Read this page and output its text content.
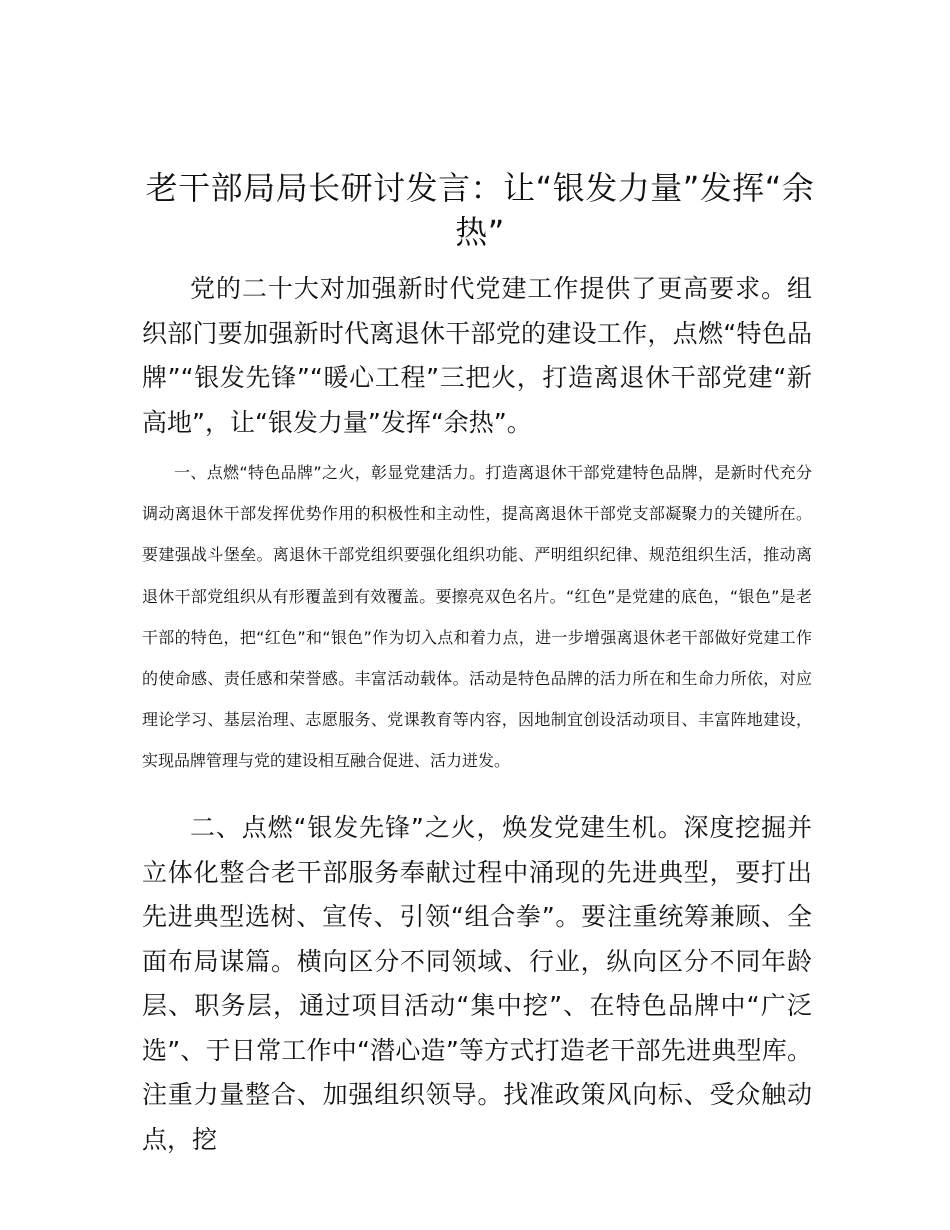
老干部局局长研讨发言：让“银发力量”发挥“余热”

党的二十大对加强新时代党建工作提供了更高要求。组织部门要加强新时代离退休干部党的建设工作，点燃“特色品牌”“银发先锋”“暖心工程”三把火，打造离退休干部党建“新高地”，让“银发力量”发挥“余热”。

一、点燃“特色品牌”之火，彰显党建活力。打造离退休干部党建特色品牌，是新时代充分调动离退休干部发挥优势作用的积极性和主动性，提高离退休干部党支部凝聚力的关键所在。要建强战斗堡垒。离退休干部党组织要强化组织功能、严明组织纪律、规范组织生活，推动离退休干部党组织从有形覆盖到有效覆盖。要擦亮双色名片。“红色”是党建的底色，“银色”是老干部的特色，把“红色”和“银色”作为切入点和着力点，进一步增强离退休老干部做好党建工作的使命感、责任感和荣誉感。丰富活动载体。活动是特色品牌的活力所在和生命力所依，对应理论学习、基层治理、志愿服务、党课教育等内容，因地制宜创设活动项目、丰富阵地建设，实现品牌管理与党的建设相互融合促进、活力迸发。

二、点燃“银发先锋”之火，焕发党建生机。深度挖掘并立体化整合老干部服务奉献过程中涌现的先进典型，要打出先进典型选树、宣传、引领“组合拳”。要注重统筹兼顾、全面布局谋篇。横向区分不同领域、行业，纵向区分不同年龄层、职务层，通过项目活动“集中挖”、在特色品牌中“广泛选”、于日常工作中“潜心造”等方式打造老干部先进典型库。注重力量整合、加强组织领导。找准政策风向标、受众触动点，挖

-------------------------

Task directions
Read the data above. Pull out each line in which the string "银发先锋" appears.

Written answer
党的二十大对加强新时代党建工作提供了更高要求。组织部门要加强新时代离退休干部党的建设工作，点燃“特色品牌”“银发先锋”“暖心工程”三把火，打造离退休干部党建“新高地”，让“银发力量”发挥“余热”。
二、点燃“银发先锋”之火，焕发党建生机。深度挖掘并立体化整合老干部服务奉献过程中涌现的先进典型，要打出先进典型选树、宣传、引领“组合拳”。要注重统筹兼顾、全面布局谋篇。横向区分不同领域、行业，纵向区分不同年龄层、职务层，通过项目活动“集中挖”、在特色品牌中“广泛选”、于日常工作中“潜心造”等方式打造老干部先进典型库。注重力量整合、加强组织领导。找准政策风向标、受众触动点，挖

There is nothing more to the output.